• PROVIDED RECORDS

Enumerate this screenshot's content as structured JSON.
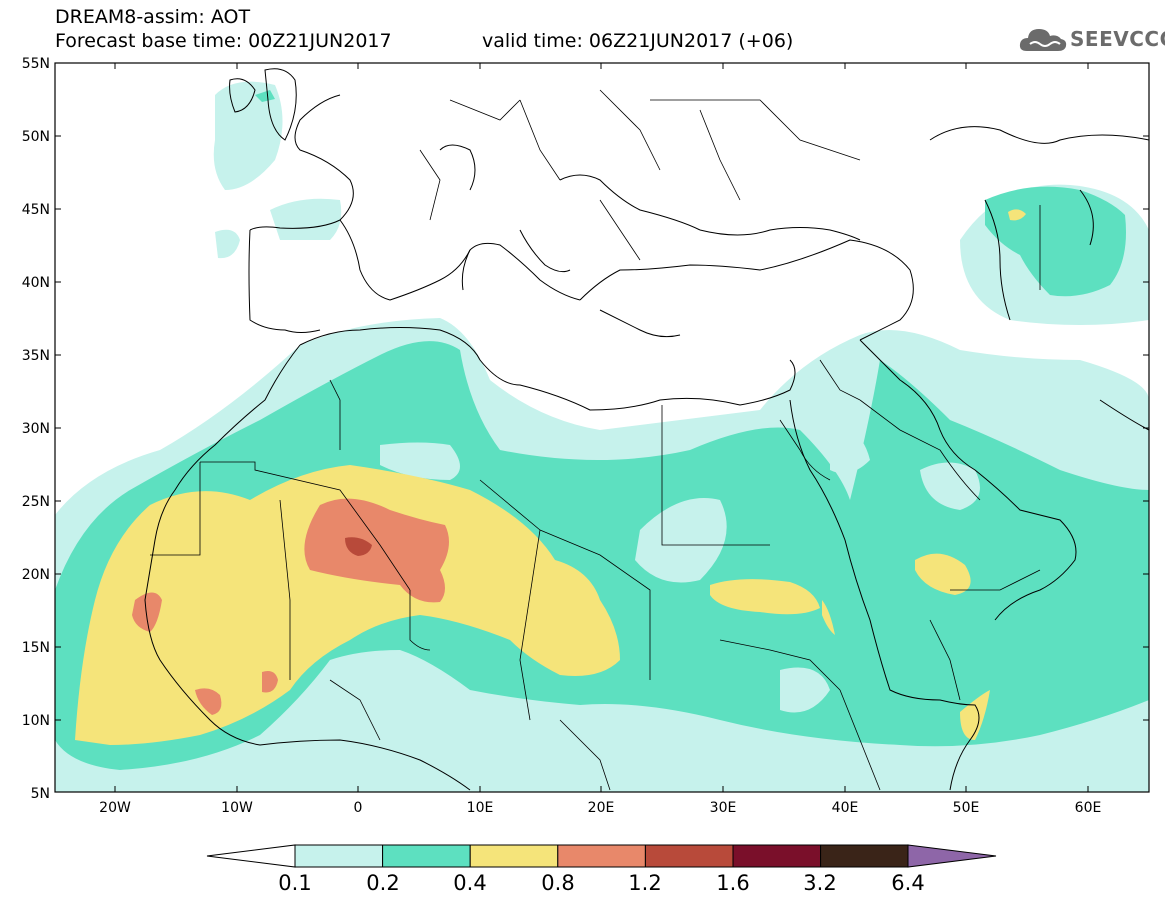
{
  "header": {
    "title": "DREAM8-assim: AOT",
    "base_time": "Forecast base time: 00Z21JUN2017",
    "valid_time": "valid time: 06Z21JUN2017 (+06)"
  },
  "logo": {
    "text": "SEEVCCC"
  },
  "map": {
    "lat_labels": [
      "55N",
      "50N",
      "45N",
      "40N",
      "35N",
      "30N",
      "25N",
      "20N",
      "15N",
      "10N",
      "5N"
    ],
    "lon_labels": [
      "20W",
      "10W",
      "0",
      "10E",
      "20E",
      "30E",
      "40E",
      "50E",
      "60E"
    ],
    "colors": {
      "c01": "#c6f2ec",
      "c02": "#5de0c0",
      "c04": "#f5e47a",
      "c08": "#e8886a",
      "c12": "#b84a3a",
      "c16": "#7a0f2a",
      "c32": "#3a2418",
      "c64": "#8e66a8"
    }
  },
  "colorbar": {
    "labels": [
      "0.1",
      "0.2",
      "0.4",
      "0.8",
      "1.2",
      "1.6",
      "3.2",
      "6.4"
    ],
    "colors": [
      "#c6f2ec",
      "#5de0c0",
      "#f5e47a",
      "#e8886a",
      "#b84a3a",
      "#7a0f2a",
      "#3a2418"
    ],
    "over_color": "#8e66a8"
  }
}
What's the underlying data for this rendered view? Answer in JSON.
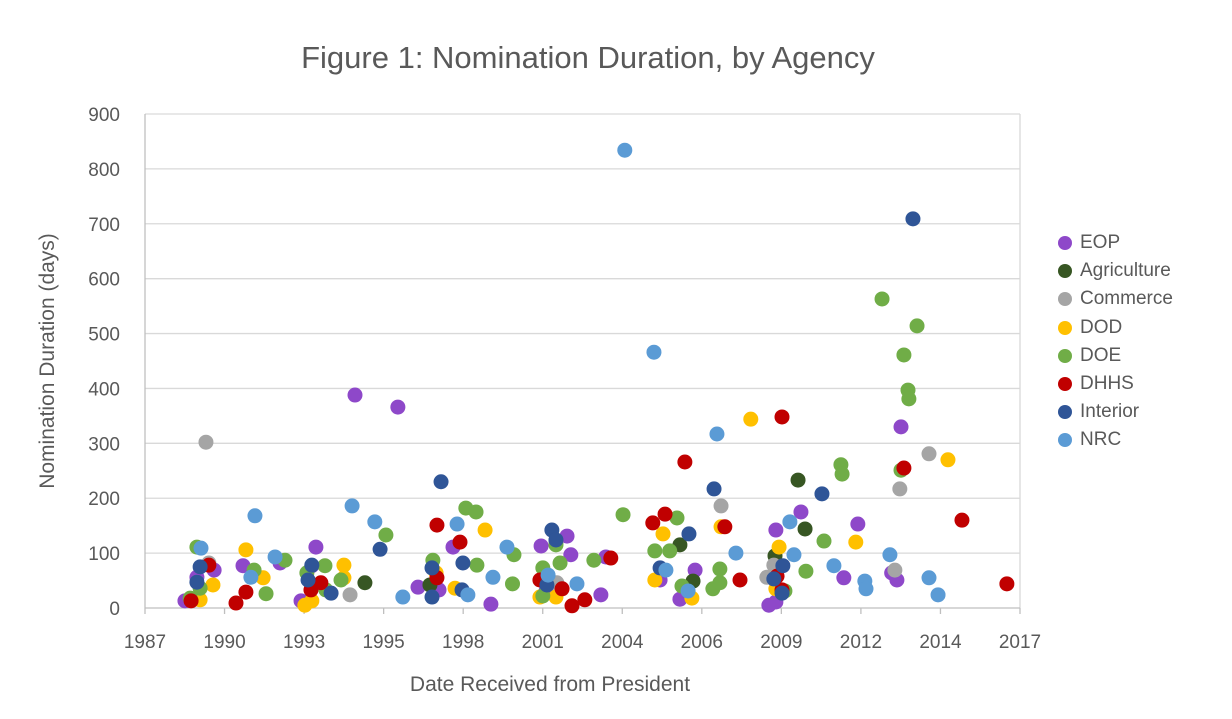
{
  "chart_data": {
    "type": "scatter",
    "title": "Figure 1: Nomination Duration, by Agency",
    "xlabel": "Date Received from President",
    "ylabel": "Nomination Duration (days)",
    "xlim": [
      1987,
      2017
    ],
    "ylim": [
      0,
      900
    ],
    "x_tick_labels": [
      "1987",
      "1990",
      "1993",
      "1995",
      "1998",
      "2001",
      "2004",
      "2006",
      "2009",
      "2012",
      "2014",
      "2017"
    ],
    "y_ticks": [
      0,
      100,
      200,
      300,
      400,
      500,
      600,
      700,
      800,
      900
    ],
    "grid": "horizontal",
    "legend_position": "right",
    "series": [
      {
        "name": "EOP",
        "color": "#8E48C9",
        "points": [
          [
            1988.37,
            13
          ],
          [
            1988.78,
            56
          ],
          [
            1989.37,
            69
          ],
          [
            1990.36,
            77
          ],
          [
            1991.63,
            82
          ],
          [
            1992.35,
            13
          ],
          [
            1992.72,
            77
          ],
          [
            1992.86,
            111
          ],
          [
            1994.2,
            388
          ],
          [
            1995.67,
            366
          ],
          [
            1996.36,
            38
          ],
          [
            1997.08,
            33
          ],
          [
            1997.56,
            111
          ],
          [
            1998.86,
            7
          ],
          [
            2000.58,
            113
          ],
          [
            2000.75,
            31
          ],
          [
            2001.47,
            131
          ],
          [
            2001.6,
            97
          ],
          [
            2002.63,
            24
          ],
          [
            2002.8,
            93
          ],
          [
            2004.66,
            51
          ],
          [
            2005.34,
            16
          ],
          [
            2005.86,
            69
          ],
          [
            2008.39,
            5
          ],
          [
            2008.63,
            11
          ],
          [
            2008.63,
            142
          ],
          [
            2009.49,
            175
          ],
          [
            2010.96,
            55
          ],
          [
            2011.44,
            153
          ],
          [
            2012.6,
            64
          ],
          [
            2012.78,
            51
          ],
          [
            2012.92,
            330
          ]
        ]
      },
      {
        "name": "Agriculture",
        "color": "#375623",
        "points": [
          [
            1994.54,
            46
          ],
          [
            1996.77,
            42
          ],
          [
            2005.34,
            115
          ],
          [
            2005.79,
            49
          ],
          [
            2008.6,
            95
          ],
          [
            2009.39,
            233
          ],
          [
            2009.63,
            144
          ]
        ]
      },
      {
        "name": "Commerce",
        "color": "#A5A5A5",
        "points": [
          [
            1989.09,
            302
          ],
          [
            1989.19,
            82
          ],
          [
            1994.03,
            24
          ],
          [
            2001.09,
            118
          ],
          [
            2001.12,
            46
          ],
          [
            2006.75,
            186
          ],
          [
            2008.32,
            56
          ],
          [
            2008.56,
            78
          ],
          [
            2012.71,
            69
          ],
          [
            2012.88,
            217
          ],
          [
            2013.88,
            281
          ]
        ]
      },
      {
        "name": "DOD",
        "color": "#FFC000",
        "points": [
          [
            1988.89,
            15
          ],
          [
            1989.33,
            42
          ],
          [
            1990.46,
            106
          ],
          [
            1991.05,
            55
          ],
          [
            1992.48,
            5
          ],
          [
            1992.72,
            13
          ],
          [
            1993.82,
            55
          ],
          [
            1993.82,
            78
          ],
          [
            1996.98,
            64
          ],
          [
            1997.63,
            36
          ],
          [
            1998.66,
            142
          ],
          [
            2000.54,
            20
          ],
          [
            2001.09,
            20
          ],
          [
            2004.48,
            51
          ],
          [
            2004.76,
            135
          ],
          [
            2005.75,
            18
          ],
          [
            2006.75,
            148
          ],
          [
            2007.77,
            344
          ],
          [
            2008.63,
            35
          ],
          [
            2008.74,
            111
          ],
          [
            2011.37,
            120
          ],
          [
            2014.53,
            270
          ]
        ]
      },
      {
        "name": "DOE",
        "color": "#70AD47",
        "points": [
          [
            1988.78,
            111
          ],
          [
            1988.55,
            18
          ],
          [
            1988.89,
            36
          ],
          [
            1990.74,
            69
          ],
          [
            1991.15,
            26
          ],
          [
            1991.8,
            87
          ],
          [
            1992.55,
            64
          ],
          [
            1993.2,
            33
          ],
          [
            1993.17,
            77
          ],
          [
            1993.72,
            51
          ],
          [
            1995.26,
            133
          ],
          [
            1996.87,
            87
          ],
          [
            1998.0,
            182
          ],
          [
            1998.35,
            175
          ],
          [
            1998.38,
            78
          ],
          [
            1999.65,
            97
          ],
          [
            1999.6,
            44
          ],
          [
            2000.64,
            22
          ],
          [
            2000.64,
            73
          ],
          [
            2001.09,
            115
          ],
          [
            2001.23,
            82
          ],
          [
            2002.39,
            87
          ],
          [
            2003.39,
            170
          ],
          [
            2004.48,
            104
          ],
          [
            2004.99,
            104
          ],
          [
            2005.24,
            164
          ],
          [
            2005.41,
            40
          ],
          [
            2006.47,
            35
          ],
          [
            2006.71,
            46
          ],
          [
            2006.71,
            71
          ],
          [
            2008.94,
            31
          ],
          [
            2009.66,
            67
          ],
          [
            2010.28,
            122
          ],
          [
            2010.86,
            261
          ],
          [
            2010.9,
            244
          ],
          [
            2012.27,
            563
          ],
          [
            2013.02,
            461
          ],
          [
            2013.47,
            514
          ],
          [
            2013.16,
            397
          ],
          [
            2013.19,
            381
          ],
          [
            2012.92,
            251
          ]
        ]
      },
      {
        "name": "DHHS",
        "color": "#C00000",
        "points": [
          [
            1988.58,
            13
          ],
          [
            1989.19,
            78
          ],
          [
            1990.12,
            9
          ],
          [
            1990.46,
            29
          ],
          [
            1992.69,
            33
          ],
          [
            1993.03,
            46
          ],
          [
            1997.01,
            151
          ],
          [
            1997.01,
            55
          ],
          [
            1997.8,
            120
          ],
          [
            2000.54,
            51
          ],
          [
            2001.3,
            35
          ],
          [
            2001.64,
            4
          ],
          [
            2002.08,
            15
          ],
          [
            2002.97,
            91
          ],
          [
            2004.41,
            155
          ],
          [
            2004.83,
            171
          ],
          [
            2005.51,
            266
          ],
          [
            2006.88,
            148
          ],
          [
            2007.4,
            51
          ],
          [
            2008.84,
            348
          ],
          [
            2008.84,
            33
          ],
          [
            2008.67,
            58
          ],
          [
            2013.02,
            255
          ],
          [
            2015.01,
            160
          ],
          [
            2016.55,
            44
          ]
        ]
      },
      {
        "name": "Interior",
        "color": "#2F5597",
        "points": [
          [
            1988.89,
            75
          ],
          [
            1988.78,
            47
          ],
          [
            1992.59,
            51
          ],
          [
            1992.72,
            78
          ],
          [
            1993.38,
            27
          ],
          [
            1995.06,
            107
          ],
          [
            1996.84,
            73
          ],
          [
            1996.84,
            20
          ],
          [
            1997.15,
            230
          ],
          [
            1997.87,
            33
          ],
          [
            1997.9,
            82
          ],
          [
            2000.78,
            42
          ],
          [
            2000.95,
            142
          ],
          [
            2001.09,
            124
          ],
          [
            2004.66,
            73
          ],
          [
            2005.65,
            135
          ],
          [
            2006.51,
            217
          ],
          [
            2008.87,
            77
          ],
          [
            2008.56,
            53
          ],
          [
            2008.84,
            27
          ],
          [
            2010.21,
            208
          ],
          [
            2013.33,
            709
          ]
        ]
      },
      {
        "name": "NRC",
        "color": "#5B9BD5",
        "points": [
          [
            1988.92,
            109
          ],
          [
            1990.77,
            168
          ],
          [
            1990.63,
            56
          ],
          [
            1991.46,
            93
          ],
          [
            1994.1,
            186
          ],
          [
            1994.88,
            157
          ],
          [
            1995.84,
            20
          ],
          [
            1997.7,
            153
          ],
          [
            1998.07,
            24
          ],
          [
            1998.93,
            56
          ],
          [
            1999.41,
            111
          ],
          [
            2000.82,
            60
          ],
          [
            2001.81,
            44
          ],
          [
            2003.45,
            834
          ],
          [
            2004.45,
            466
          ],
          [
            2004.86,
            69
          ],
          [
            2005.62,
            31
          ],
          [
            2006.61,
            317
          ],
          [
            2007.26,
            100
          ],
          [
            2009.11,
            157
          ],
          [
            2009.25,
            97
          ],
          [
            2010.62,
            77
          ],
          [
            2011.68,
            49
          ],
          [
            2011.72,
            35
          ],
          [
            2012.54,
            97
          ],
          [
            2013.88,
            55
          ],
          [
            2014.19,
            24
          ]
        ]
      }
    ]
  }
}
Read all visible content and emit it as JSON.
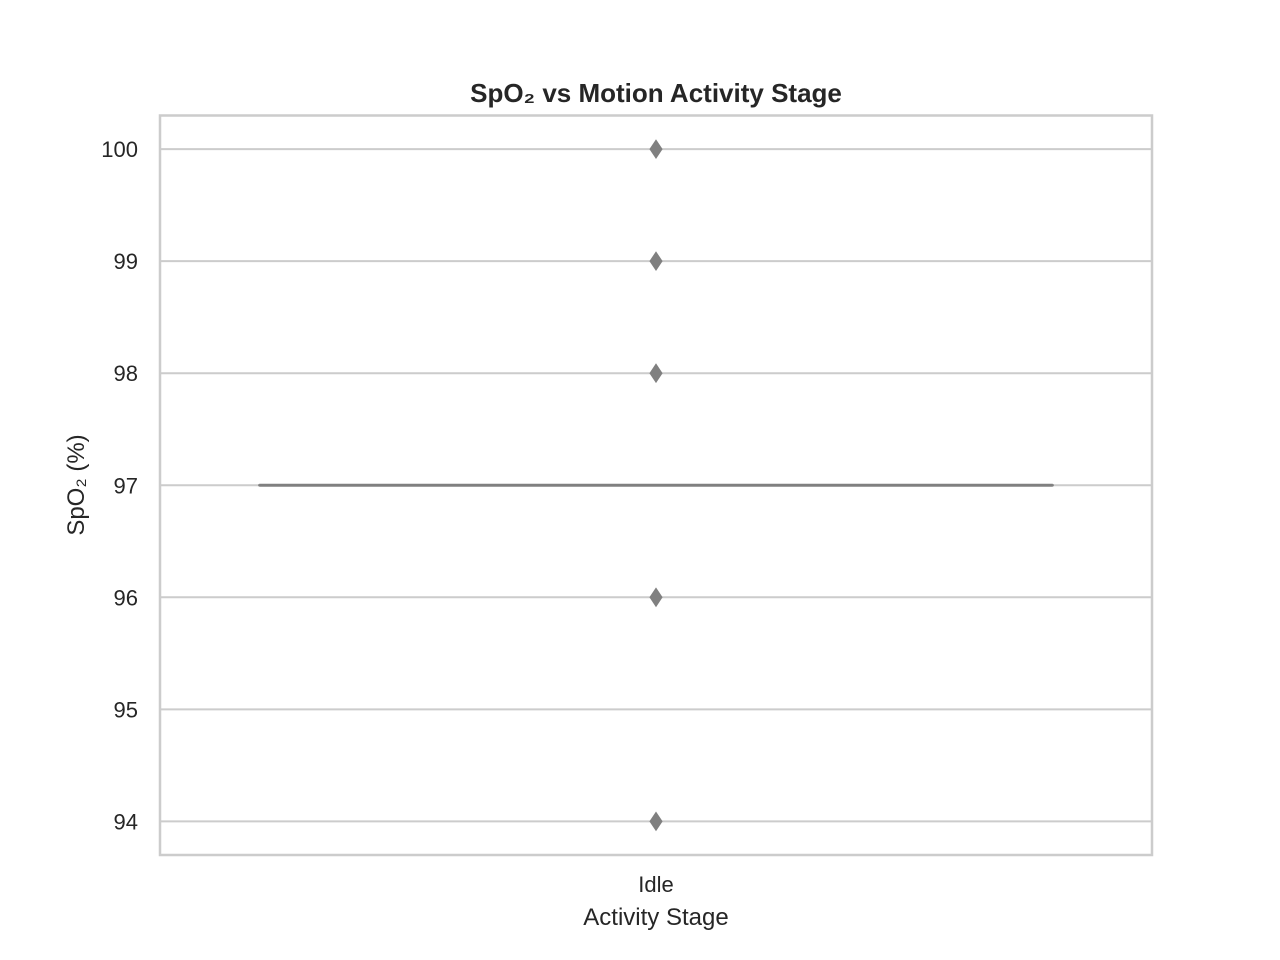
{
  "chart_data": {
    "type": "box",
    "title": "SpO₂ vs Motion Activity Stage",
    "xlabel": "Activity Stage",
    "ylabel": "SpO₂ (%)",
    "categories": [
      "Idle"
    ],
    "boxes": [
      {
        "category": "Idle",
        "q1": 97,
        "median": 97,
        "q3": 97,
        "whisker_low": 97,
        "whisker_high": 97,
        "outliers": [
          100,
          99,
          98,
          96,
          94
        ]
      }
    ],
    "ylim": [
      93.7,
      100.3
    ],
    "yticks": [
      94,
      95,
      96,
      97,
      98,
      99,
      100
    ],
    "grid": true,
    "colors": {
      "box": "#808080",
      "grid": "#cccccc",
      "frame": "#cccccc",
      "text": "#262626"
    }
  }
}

• INSTRUCTIONS FOR THE TASK
Exclude all pictures and reproduce exactly the lines from the one containing "Read all visible content and emit it as JSON." through the final line of the entries above.

• TASK RESPONSE
Read all visible content and emit it as JSON.
{
  "chart_data": {
    "type": "box",
    "title": "SpO₂ vs Motion Activity Stage",
    "xlabel": "Activity Stage",
    "ylabel": "SpO₂ (%)",
    "categories": [
      "Idle"
    ],
    "boxes": [
      {
        "category": "Idle",
        "q1": 97,
        "median": 97,
        "q3": 97,
        "whisker_low": 97,
        "whisker_high": 97,
        "outliers": [
          100,
          99,
          98,
          96,
          94
        ]
      }
    ],
    "ylim": [
      93.7,
      100.3
    ],
    "yticks": [
      94,
      95,
      96,
      97,
      98,
      99,
      100
    ],
    "grid": true,
    "colors": {
      "box": "#808080",
      "grid": "#cccccc",
      "frame": "#cccccc",
      "text": "#262626"
    }
  }
}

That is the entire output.